Your instructions: Extract each line in the entries below that contains the string "first", copying it in full.

-- begin Dataset content --

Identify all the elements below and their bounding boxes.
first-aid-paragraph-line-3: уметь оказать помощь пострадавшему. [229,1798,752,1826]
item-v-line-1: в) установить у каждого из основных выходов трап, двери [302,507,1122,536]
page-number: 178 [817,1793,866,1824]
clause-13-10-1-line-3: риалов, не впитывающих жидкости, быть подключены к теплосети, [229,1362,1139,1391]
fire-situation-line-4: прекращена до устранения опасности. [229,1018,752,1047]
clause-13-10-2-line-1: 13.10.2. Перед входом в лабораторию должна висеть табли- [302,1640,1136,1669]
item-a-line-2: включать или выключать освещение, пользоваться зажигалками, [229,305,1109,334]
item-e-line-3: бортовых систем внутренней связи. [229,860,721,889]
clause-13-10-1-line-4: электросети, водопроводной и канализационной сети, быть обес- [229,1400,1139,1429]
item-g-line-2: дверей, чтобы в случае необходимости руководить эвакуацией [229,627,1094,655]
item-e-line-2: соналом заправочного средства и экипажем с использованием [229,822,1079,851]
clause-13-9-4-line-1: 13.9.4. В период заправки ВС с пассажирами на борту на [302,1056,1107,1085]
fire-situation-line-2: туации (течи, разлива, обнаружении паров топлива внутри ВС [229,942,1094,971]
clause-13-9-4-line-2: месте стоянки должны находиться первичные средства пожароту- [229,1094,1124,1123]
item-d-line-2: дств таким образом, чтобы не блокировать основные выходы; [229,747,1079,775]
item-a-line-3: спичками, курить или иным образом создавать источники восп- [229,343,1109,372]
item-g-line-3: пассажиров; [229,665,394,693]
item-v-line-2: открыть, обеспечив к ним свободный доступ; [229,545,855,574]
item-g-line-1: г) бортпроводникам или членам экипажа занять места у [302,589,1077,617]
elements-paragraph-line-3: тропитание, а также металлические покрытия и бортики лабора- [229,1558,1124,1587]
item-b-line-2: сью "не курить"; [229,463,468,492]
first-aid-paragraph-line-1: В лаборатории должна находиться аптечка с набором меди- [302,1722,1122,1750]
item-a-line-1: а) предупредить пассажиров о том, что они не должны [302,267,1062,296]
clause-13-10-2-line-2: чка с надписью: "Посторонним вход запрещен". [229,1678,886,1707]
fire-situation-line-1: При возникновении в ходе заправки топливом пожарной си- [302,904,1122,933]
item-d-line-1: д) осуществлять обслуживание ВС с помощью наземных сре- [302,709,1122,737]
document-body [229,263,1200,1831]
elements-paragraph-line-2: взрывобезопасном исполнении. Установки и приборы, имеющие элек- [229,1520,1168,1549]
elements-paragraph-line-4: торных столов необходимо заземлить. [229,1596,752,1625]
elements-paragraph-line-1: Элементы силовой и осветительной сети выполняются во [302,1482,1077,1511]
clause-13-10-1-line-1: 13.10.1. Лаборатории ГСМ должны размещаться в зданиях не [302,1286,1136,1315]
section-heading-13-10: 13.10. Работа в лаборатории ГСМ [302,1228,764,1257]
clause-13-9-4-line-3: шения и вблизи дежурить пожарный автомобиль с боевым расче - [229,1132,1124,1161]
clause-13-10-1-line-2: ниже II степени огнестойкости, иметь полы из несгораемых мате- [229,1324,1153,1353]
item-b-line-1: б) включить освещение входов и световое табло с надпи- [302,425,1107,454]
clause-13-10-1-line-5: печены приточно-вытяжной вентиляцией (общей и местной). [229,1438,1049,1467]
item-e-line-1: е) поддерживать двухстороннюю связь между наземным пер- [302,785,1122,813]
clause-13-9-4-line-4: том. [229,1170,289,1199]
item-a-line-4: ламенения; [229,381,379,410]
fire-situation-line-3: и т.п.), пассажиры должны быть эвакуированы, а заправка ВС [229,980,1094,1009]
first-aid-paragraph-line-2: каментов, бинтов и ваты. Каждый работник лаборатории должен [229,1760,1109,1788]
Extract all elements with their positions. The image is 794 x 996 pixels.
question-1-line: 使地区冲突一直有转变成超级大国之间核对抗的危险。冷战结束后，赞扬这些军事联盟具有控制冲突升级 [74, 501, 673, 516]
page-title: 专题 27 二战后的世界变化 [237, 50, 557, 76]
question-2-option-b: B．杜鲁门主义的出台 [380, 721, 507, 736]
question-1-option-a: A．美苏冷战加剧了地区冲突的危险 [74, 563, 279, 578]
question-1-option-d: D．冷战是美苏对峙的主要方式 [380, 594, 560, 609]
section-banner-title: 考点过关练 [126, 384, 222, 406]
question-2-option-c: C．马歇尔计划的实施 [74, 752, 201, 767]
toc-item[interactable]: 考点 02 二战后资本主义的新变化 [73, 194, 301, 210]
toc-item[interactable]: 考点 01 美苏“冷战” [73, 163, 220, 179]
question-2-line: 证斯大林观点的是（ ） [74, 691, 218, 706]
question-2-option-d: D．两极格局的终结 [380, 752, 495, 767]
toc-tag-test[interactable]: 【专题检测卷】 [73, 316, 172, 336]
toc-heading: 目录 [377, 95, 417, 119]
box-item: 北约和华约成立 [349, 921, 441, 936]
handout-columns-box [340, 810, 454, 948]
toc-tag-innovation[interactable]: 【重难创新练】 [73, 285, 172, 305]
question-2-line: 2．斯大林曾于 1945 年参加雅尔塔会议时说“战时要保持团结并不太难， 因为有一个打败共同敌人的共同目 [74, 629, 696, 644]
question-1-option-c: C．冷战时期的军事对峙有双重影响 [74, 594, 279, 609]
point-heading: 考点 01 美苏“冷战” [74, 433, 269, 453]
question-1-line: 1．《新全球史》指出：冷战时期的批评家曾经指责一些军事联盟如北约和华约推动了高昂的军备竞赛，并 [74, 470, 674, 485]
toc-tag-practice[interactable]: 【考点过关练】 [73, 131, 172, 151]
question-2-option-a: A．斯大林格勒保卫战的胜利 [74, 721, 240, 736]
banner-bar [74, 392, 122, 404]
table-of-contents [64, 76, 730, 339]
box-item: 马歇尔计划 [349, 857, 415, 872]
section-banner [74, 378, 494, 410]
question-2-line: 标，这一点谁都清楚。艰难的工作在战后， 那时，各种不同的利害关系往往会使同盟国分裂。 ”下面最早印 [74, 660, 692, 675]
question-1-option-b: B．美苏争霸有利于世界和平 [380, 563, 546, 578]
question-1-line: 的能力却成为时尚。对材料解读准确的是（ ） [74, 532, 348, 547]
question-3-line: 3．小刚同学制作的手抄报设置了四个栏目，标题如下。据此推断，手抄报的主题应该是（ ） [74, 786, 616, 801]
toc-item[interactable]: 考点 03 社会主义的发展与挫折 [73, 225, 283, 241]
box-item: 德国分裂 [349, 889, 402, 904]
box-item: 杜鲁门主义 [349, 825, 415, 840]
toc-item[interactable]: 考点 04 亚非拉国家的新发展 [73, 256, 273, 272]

-- end Dataset content --

Reply to the task:
first-aid-paragraph-line-3: уметь оказать помощь пострадавшему. [229,1798,752,1826]
first-aid-paragraph-line-1: В лаборатории должна находиться аптечка с набором меди- [302,1722,1122,1750]
first-aid-paragraph-line-2: каментов, бинтов и ваты. Каждый работник лаборатории должен [229,1760,1109,1788]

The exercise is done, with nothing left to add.